▸ TASK DIRECTIONS:
Find the word "della" in the records below. List each line containing it.

▸ EXCERPTED DATA:
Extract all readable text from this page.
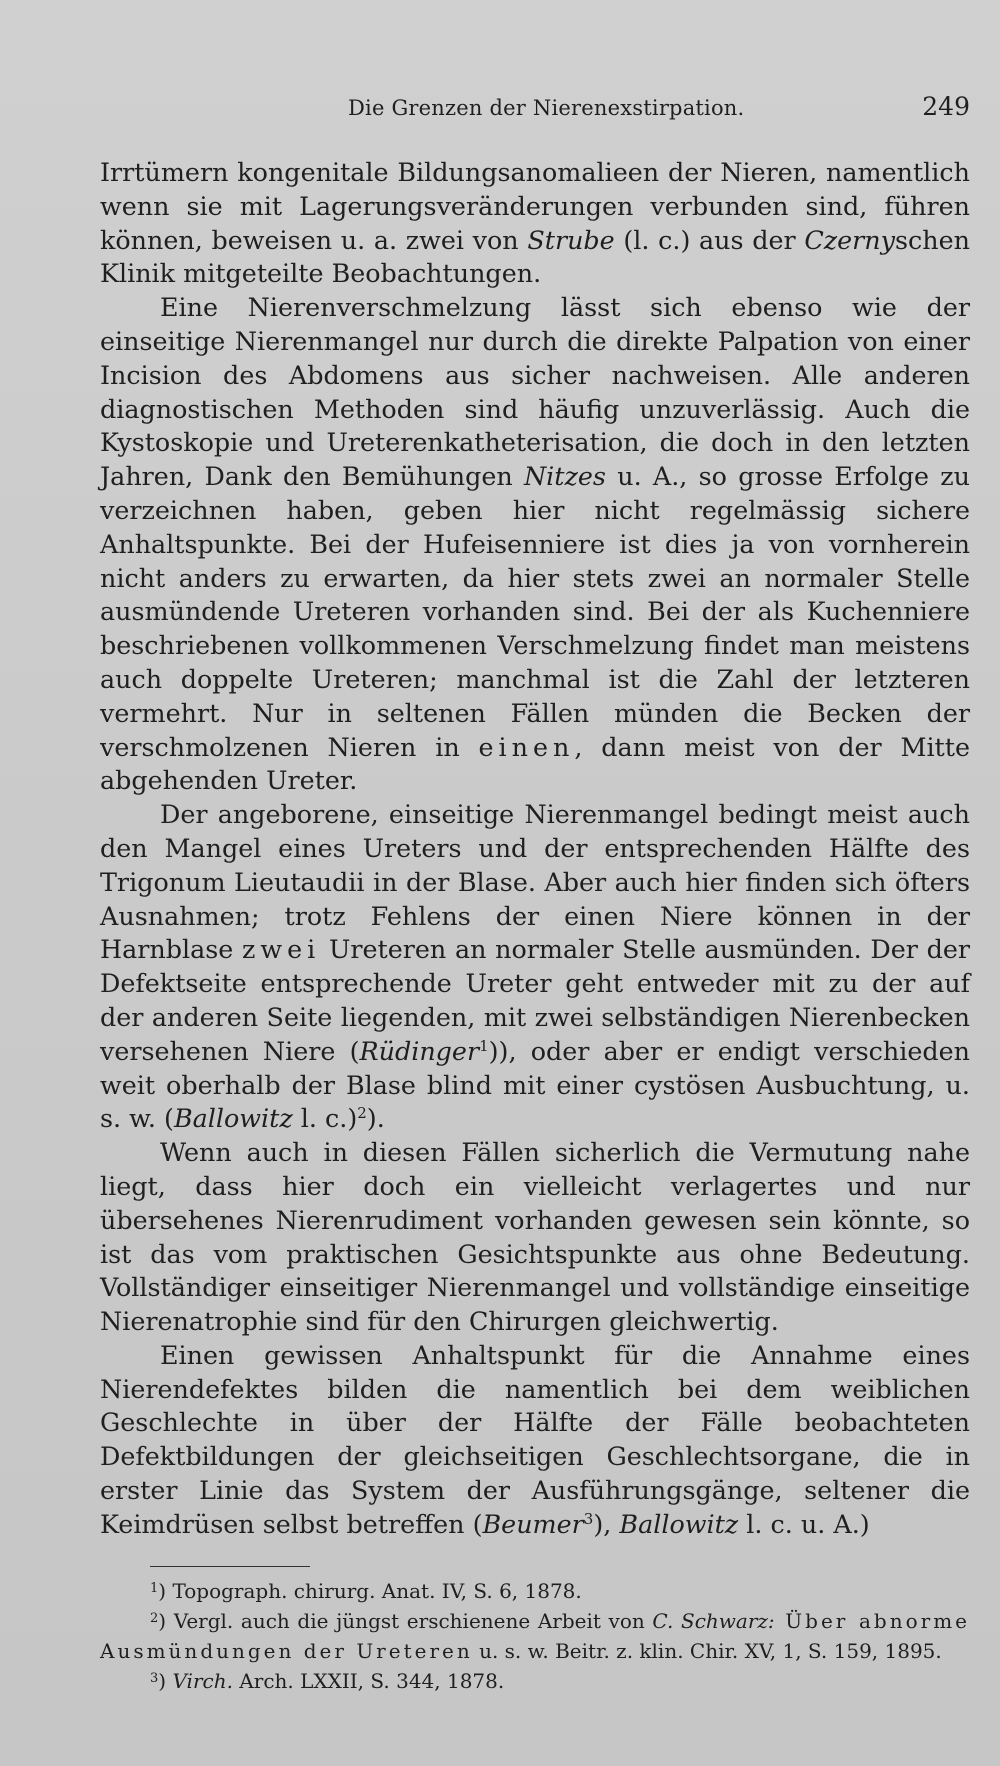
Die Grenzen der Nierenexstirpation.	249

Irrtümern kongenitale Bildungsanomalieen der Nieren, namentlich wenn sie mit Lagerungsveränderungen verbunden sind, führen können, beweisen u. a. zwei von Strube (l. c.) aus der Czernyschen Klinik mitgeteilte Beobachtungen.

Eine Nierenverschmelzung lässt sich ebenso wie der einseitige Nierenmangel nur durch die direkte Palpation von einer Incision des Abdomens aus sicher nachweisen. Alle anderen diagnostischen Methoden sind häufig unzuverlässig. Auch die Kystoskopie und Ureterenkatheterisation, die doch in den letzten Jahren, Dank den Bemühungen Nitzes u. A., so grosse Erfolge zu verzeichnen haben, geben hier nicht regelmässig sichere Anhaltspunkte. Bei der Hufeisenniere ist dies ja von vornherein nicht anders zu erwarten, da hier stets zwei an normaler Stelle ausmündende Ureteren vorhanden sind. Bei der als Kuchenniere beschriebenen vollkommenen Verschmelzung findet man meistens auch doppelte Ureteren; manchmal ist die Zahl der letzteren vermehrt. Nur in seltenen Fällen münden die Becken der verschmolzenen Nieren in einen, dann meist von der Mitte abgehenden Ureter.

Der angeborene, einseitige Nierenmangel bedingt meist auch den Mangel eines Ureters und der entsprechenden Hälfte des Trigonum Lieutaudii in der Blase. Aber auch hier finden sich öfters Ausnahmen; trotz Fehlens der einen Niere können in der Harnblase zwei Ureteren an normaler Stelle ausmünden. Der der Defektseite entsprechende Ureter geht entweder mit zu der auf der anderen Seite liegenden, mit zwei selbständigen Nierenbecken versehenen Niere (Rüdinger$^1$)), oder aber er endigt verschieden weit oberhalb der Blase blind mit einer cystösen Ausbuchtung, u. s. w. (Ballowitz l. c.)$^2$).

Wenn auch in diesen Fällen sicherlich die Vermutung nahe liegt, dass hier doch ein vielleicht verlagertes und nur übersehenes Nierenrudiment vorhanden gewesen sein könnte, so ist das vom praktischen Gesichtspunkte aus ohne Bedeutung. Vollständiger einseitiger Nierenmangel und vollständige einseitige Nierenatrophie sind für den Chirurgen gleichwertig.

Einen gewissen Anhaltspunkt für die Annahme eines Nierendefektes bilden die namentlich bei dem weiblichen Geschlechte in über der Hälfte der Fälle beobachteten Defektbildungen der gleichseitigen Geschlechtsorgane, die in erster Linie das System der Ausführungsgänge, seltener die Keimdrüsen selbst betreffen (Beumer$^3$), Ballowitz l. c. u. A.)

$^1$) Topograph. chirurg. Anat. IV, S. 6, 1878.

$^2$) Vergl. auch die jüngst erschienene Arbeit von C. Schwarz: Über abnorme Ausmündungen der Ureteren u. s. w. Beitr. z. klin. Chir. XV, 1, S. 159, 1895.

$^3$) Virch. Arch. LXXII, S. 344, 1878.
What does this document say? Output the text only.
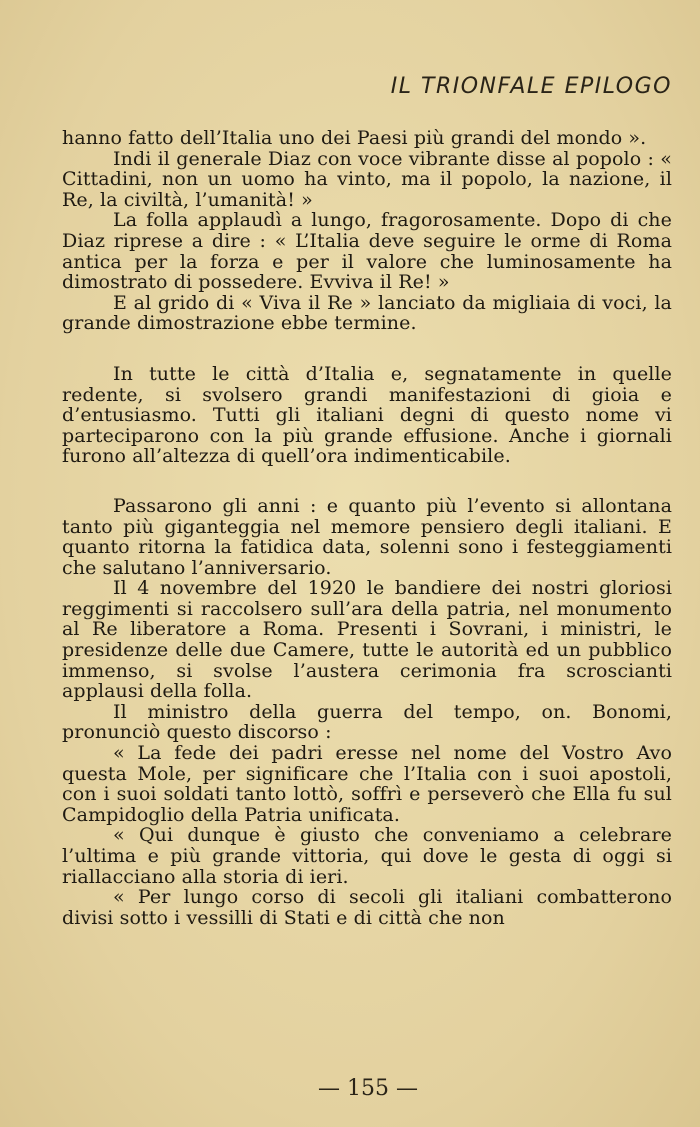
IL TRIONFALE EPILOGO

hanno fatto dell’Italia uno dei Paesi più grandi del mondo ».

Indi il generale Diaz con voce vibrante disse al popolo : « Cittadini, non un uomo ha vinto, ma il popolo, la nazione, il Re, la civiltà, l’umanità! »

La folla applaudì a lungo, fragorosamente. Dopo di che Diaz riprese a dire : « L’Italia deve seguire le orme di Roma antica per la forza e per il valore che luminosamente ha dimostrato di possedere. Evviva il Re! »

E al grido di « Viva il Re » lanciato da migliaia di voci, la grande dimostrazione ebbe termine.

In tutte le città d’Italia e, segnatamente in quelle redente, si svolsero grandi manifestazioni di gioia e d’entusiasmo. Tutti gli italiani degni di questo nome vi parteciparono con la più grande effusione. Anche i giornali furono all’altezza di quell’ora indimenticabile.

Passarono gli anni : e quanto più l’evento si allontana tanto più giganteggia nel memore pensiero degli italiani. E quanto ritorna la fatidica data, solenni sono i festeggiamenti che salutano l’anniversario.

Il 4 novembre del 1920 le bandiere dei nostri gloriosi reggimenti si raccolsero sull’ara della patria, nel monumento al Re liberatore a Roma. Presenti i Sovrani, i ministri, le presidenze delle due Camere, tutte le autorità ed un pubblico immenso, si svolse l’austera cerimonia fra scroscianti applausi della folla.

Il ministro della guerra del tempo, on. Bonomi, pronunciò questo discorso :

« La fede dei padri eresse nel nome del Vostro Avo questa Mole, per significare che l’Italia con i suoi apostoli, con i suoi soldati tanto lottò, soffrì e perseverò che Ella fu sul Campidoglio della Patria unificata.

« Qui dunque è giusto che conveniamo a celebrare l’ultima e più grande vittoria, qui dove le gesta di oggi si riallacciano alla storia di ieri.

« Per lungo corso di secoli gli italiani combatterono divisi sotto i vessilli di Stati e di città che non

— 155 —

▸ ANSWER TO THE PROBLEM:
Il 4 novembre del 1920 le bandiere dei nostri gloriosi reggimenti si raccolsero sull’ara della patria, nel monumento al Re liberatore a Roma. Presenti i Sovrani, i ministri, le presidenze delle due Camere, tutte le autorità ed un pubblico immenso, si svolse l’austera cerimonia fra scroscianti applausi della folla.
Il ministro della guerra del tempo, on. Bonomi, pronunciò questo discorso :
« La fede dei padri eresse nel nome del Vostro Avo questa Mole, per significare che l’Italia con i suoi apostoli, con i suoi soldati tanto lottò, soffrì e perseverò che Ella fu sul Campidoglio della Patria unificata.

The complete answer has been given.